WHAT IS REQUIRED >> Go through the material and copy every line in which "DIAGNOSER" appears.
*** Opening SOURCE INFORMATION ***
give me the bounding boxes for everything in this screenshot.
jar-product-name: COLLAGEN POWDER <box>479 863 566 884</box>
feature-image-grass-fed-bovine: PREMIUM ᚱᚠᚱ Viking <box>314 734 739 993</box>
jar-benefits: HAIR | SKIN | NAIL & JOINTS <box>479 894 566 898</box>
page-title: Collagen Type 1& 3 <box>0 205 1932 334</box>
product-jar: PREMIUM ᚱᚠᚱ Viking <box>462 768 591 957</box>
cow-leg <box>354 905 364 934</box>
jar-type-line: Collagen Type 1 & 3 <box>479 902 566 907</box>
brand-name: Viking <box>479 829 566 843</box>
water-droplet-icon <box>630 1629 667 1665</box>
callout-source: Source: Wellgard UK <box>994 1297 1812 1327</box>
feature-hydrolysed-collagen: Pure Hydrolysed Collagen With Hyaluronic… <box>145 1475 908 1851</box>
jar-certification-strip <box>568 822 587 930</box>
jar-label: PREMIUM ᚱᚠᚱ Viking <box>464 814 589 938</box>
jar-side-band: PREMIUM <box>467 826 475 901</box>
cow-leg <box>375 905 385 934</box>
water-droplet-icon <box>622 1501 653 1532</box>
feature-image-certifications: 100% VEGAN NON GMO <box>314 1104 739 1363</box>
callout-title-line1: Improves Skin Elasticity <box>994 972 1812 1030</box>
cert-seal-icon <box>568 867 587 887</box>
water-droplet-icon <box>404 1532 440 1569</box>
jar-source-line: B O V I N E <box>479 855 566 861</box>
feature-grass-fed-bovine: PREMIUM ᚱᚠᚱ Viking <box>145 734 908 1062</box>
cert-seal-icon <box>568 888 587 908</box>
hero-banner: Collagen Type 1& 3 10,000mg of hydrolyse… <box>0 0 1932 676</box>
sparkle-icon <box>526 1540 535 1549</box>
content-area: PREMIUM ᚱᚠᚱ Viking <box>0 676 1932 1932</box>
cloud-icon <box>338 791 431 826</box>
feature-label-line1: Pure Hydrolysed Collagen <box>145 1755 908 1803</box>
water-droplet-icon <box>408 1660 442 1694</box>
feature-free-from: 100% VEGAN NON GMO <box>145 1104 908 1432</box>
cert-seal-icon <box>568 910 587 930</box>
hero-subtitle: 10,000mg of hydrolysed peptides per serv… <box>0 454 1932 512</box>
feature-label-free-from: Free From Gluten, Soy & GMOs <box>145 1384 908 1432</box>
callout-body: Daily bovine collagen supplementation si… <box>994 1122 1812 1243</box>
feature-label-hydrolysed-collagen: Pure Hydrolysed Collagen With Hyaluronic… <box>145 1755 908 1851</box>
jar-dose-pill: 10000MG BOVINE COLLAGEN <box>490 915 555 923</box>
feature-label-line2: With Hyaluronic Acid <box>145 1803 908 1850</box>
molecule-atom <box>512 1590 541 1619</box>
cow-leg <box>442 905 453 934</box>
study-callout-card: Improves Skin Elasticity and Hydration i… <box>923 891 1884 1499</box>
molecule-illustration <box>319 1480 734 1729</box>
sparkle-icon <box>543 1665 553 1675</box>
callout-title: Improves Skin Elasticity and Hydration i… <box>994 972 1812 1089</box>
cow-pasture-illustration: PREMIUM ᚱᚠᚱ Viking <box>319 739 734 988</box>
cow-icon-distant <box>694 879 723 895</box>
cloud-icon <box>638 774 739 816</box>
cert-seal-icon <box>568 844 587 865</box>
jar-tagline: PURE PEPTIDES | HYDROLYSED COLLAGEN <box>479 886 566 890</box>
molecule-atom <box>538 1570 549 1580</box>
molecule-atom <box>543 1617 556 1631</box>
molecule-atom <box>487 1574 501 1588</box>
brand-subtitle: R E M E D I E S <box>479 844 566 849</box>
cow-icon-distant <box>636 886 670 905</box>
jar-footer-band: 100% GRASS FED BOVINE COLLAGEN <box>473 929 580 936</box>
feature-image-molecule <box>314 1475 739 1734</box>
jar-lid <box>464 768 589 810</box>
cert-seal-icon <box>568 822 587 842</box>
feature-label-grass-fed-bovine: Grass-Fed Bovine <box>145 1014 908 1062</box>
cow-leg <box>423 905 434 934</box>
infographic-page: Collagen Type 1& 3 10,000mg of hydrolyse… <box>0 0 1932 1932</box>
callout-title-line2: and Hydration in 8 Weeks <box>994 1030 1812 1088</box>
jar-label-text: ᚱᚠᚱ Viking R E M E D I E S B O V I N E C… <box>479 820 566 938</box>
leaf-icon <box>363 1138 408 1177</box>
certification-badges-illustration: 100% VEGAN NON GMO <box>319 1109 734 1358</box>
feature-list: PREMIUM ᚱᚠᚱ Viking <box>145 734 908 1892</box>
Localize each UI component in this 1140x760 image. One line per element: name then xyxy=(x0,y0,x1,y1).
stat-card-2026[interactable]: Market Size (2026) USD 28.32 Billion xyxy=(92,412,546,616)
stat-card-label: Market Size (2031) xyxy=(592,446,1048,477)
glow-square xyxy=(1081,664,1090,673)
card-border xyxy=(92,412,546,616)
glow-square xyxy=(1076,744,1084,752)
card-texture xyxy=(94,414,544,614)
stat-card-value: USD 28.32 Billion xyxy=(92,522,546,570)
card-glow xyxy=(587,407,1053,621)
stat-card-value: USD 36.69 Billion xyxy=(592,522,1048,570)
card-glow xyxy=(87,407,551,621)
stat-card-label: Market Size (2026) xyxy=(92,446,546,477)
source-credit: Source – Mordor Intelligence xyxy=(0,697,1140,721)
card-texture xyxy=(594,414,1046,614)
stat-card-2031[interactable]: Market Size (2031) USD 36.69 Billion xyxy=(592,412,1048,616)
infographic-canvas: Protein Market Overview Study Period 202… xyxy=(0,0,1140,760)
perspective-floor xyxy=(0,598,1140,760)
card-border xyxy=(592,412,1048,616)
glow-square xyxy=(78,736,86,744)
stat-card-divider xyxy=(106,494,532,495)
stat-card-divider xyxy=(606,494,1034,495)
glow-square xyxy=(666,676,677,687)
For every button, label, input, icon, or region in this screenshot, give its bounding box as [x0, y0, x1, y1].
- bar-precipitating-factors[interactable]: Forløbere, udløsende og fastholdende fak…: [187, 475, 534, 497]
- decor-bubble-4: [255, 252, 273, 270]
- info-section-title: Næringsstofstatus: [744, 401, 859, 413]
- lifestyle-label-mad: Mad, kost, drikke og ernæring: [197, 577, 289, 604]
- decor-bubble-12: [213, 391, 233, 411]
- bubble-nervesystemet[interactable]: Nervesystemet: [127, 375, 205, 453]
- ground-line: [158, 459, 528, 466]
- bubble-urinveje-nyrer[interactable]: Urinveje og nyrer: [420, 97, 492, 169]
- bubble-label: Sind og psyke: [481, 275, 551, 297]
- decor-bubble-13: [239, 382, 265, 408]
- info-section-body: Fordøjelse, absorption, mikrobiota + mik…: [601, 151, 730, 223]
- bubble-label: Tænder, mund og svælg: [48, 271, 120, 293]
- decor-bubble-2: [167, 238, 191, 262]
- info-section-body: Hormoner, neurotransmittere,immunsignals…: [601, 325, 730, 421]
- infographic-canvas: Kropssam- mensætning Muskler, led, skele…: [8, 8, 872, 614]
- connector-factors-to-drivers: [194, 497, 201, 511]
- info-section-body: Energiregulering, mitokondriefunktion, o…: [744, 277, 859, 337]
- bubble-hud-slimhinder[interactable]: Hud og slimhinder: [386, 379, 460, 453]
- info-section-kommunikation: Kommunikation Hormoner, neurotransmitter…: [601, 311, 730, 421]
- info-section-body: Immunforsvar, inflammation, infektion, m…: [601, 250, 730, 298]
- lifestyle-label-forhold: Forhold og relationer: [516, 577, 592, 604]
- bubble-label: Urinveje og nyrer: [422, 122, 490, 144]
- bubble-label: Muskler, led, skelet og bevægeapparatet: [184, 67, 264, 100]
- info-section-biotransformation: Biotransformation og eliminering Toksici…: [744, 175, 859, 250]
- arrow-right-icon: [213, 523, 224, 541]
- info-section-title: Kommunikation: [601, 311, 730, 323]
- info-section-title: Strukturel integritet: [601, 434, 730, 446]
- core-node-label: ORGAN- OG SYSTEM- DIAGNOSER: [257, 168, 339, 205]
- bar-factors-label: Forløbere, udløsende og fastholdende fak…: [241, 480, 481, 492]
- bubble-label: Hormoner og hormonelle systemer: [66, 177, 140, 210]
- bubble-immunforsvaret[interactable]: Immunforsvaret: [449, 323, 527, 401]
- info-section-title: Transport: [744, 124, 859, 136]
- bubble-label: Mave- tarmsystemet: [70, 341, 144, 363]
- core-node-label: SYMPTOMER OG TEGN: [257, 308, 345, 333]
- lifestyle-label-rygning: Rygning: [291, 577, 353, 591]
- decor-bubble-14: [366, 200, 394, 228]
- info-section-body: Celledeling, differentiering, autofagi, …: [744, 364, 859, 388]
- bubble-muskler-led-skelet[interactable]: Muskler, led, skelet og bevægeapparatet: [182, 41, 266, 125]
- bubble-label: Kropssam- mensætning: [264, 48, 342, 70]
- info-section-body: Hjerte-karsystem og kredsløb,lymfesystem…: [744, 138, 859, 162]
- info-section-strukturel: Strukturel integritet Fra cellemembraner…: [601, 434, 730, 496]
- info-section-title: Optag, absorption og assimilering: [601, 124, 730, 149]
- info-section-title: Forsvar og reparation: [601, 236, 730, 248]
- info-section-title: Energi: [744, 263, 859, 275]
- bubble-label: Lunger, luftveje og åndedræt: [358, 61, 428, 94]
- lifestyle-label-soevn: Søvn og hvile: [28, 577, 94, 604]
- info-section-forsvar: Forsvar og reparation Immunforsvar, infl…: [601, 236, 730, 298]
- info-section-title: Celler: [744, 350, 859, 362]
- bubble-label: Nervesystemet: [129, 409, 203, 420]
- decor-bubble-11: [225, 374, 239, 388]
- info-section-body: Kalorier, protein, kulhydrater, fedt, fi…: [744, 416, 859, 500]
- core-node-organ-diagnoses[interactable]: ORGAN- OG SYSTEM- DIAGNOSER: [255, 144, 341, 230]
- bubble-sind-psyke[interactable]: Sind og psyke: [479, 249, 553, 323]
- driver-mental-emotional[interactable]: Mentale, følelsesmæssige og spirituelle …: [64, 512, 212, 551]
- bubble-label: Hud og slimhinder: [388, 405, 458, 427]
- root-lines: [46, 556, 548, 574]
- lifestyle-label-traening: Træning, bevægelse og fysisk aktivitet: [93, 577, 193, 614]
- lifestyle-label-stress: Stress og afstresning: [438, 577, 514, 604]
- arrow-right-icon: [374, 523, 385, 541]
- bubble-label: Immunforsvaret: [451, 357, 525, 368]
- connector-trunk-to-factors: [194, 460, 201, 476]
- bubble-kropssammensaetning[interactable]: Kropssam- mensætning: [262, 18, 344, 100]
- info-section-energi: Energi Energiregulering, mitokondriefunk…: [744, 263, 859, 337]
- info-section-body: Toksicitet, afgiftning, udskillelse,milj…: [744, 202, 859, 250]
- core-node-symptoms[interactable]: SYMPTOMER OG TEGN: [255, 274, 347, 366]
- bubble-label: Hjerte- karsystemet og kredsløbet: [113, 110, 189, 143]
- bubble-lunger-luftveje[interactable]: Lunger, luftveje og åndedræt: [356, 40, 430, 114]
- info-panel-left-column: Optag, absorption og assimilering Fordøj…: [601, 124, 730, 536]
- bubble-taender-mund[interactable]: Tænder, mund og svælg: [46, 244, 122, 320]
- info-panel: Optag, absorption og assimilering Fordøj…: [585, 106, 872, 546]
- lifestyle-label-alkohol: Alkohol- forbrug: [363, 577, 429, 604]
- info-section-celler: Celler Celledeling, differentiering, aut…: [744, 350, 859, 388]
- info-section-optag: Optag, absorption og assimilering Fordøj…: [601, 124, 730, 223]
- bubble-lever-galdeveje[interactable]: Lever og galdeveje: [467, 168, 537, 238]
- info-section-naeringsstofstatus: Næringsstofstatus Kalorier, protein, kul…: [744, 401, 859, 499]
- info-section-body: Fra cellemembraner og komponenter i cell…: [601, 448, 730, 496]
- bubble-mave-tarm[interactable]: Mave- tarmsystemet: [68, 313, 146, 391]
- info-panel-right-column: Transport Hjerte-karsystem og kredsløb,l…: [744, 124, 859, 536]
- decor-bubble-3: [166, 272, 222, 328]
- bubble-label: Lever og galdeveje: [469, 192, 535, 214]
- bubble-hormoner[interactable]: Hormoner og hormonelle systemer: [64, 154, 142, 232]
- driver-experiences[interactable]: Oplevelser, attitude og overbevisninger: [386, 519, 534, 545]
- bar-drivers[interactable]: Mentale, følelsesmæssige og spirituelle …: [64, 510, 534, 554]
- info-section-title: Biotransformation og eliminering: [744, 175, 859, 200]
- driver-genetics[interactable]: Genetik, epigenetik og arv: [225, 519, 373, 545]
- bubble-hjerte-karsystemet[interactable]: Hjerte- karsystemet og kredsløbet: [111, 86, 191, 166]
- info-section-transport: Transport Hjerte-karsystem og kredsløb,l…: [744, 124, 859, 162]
*** Closing SOURCE INFORMATION ***
RESPONSE TO THIS TASK >>
- core-node-label: ORGAN- OG SYSTEM- DIAGNOSER: [257, 168, 339, 205]
- core-node-organ-diagnoses[interactable]: ORGAN- OG SYSTEM- DIAGNOSER: [255, 144, 341, 230]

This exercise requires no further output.